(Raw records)
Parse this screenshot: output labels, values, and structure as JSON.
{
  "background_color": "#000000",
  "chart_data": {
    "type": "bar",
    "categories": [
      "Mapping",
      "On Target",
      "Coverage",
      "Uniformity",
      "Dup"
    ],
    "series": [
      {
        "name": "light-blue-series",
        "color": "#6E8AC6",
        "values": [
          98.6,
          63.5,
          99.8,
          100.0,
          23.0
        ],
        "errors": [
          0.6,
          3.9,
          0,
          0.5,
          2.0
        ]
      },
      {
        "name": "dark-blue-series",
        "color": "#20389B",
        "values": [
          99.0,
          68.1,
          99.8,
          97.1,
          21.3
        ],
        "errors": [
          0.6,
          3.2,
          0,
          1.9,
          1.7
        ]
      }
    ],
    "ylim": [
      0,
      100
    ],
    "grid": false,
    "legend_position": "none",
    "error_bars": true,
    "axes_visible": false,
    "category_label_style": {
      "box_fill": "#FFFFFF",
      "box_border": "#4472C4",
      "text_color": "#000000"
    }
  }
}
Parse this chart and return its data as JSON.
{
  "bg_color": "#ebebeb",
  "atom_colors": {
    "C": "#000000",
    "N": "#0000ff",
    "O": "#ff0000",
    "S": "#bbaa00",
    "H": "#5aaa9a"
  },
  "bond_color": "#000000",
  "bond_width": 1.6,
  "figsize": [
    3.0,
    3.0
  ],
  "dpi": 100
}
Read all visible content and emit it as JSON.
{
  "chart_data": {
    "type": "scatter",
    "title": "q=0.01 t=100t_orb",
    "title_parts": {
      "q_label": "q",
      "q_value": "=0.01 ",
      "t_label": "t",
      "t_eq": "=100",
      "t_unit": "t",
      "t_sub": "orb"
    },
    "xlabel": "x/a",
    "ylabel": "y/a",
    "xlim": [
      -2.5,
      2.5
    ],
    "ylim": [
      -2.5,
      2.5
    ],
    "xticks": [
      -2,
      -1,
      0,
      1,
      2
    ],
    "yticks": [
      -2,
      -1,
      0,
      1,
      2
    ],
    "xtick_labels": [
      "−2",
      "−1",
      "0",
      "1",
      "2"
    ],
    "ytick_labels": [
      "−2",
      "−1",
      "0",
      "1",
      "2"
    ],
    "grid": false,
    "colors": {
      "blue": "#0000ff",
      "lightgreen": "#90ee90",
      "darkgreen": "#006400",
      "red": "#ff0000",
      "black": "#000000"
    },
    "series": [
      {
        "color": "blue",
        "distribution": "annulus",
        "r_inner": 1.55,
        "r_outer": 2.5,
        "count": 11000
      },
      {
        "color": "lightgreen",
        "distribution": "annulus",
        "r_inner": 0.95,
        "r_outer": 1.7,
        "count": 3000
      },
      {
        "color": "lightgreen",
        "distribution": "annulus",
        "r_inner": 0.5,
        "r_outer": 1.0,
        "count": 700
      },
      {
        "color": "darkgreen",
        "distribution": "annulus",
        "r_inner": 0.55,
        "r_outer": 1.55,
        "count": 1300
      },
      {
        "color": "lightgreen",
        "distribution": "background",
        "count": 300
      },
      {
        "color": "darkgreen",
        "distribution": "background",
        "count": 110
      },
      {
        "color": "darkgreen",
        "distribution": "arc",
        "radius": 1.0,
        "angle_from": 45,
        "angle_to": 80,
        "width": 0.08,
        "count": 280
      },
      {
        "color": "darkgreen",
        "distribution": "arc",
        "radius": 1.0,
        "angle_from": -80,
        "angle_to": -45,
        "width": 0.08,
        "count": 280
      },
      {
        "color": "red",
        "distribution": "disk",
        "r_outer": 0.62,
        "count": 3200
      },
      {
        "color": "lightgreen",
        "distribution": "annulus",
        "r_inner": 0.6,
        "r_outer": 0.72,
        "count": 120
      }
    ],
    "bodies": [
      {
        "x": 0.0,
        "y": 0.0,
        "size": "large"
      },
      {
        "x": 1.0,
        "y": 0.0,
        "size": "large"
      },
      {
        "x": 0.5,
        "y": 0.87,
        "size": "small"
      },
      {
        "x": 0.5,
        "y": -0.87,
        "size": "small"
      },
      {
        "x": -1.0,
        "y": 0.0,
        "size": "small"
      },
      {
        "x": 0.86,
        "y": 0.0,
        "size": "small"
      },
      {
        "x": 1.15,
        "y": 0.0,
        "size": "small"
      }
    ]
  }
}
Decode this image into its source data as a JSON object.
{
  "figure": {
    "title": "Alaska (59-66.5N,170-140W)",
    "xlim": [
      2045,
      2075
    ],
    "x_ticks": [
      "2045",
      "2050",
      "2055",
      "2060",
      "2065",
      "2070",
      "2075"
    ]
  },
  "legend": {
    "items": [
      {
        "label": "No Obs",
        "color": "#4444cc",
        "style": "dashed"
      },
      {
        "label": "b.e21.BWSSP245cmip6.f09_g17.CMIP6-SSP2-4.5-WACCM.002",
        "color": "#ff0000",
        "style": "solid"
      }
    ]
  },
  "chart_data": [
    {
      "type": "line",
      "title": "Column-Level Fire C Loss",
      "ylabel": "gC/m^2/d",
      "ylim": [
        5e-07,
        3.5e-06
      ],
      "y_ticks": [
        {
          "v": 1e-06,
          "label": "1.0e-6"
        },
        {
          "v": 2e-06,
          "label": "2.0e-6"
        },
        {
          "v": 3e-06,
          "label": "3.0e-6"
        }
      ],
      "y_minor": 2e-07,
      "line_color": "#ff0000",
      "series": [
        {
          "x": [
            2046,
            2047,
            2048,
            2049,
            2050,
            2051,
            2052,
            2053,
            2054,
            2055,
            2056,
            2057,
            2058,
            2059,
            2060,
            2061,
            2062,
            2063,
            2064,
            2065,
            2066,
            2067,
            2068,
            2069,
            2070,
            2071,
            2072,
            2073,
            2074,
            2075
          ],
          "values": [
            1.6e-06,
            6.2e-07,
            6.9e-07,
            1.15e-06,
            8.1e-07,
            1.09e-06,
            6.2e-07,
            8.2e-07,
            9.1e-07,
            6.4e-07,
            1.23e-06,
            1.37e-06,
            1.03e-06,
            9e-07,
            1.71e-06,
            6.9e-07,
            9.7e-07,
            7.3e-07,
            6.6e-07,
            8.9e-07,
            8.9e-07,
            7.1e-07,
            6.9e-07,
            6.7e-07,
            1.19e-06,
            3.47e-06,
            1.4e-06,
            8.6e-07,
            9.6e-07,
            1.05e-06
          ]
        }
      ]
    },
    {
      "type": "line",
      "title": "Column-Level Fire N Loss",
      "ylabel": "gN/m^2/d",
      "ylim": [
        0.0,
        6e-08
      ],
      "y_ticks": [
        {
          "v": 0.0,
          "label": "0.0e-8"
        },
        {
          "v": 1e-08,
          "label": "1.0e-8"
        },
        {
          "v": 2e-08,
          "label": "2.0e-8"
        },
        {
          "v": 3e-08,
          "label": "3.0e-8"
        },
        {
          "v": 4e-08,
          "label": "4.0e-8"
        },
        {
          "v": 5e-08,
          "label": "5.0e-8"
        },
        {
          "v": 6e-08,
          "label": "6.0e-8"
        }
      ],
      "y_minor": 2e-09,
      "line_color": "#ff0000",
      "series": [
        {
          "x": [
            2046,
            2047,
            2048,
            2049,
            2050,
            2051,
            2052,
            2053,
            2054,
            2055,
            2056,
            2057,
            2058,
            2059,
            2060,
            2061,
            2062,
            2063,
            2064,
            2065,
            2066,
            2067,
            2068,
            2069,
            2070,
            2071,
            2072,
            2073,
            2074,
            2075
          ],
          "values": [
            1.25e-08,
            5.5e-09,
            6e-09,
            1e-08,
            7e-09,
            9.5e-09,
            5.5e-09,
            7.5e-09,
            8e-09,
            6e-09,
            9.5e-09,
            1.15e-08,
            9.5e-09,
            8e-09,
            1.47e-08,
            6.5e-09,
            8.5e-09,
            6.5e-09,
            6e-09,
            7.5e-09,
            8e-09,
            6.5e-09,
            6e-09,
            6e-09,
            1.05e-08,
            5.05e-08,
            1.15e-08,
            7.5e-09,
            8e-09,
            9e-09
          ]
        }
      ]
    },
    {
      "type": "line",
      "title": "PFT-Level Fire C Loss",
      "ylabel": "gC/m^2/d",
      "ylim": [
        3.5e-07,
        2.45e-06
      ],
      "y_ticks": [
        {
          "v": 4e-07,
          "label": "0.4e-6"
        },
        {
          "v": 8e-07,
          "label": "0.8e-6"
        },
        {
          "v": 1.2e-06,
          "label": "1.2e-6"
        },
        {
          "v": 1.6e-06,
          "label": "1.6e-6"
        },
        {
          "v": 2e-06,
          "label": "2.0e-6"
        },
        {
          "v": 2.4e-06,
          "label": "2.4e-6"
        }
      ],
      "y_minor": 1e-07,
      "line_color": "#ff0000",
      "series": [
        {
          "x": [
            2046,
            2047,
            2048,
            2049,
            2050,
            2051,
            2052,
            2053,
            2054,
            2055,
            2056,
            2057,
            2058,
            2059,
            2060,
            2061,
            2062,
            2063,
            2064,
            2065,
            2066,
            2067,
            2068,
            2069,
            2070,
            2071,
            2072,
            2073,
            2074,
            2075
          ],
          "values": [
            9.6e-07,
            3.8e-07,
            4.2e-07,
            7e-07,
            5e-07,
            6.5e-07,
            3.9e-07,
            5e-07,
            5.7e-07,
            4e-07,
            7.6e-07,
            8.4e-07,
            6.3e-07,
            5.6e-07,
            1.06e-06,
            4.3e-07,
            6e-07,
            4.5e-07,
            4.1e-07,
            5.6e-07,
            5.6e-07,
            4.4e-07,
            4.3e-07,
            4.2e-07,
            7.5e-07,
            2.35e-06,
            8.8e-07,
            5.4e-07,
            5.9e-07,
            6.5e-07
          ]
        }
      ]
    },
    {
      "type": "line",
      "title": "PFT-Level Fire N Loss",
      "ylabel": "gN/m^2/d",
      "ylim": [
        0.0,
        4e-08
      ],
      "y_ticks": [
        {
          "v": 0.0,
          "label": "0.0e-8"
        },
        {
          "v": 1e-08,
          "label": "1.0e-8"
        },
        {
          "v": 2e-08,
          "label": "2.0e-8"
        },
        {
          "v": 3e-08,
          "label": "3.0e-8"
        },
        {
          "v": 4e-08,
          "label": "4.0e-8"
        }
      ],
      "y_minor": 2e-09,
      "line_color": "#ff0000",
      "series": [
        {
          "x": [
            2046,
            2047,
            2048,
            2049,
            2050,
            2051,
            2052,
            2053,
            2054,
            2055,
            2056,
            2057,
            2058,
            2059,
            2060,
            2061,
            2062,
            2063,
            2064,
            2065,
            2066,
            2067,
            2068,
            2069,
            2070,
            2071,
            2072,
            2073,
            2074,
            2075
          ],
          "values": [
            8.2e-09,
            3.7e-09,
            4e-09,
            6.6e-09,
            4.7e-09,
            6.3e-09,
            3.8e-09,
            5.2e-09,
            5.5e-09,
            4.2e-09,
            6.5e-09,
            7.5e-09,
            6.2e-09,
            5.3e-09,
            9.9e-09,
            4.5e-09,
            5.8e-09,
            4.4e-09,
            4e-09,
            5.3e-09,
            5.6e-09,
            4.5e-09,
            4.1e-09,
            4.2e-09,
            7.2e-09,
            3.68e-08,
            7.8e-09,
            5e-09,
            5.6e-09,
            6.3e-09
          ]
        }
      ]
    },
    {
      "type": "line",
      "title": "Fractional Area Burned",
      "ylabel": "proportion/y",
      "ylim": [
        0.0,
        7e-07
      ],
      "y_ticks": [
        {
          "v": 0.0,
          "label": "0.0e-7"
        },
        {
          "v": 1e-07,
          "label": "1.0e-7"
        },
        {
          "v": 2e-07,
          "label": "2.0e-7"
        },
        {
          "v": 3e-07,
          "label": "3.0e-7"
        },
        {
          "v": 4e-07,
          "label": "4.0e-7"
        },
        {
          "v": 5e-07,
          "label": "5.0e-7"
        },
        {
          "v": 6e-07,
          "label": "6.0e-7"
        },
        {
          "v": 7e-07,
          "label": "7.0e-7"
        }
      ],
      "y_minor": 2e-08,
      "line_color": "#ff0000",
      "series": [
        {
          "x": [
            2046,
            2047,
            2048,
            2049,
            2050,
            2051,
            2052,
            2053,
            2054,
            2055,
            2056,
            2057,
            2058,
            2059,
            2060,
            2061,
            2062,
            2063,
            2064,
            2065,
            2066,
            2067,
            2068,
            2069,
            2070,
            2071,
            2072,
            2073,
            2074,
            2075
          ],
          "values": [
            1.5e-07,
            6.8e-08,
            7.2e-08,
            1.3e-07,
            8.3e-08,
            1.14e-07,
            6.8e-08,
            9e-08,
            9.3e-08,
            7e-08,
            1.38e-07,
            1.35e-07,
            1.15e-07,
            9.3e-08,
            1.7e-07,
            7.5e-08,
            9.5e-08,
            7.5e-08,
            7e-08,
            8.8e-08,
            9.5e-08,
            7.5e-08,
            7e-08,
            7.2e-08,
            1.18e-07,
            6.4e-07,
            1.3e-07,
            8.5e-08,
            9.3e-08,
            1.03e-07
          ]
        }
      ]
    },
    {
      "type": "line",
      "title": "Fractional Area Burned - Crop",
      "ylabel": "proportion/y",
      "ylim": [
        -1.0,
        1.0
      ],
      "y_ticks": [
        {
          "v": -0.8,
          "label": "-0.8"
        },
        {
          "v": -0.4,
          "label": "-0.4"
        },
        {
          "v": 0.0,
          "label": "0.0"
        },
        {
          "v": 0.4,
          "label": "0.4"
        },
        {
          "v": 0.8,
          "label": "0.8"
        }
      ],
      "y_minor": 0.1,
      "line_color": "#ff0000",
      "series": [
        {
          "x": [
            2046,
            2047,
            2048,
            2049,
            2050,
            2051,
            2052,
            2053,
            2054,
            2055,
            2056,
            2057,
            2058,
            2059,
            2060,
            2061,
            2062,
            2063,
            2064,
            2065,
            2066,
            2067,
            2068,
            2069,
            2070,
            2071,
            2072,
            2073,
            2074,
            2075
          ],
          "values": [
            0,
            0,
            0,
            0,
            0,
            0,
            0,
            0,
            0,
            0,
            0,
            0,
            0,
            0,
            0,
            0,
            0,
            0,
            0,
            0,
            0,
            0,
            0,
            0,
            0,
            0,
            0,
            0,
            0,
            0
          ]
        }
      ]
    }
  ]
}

Exercise brief: Select from the material above each line in which the string "this" appears, and list those lines.

Correct result:
Parse this screenshot: output labels, values, and structure as JSON.
Parse this chart and return its data as JSON.
Decode this image into its source data as a JSON object.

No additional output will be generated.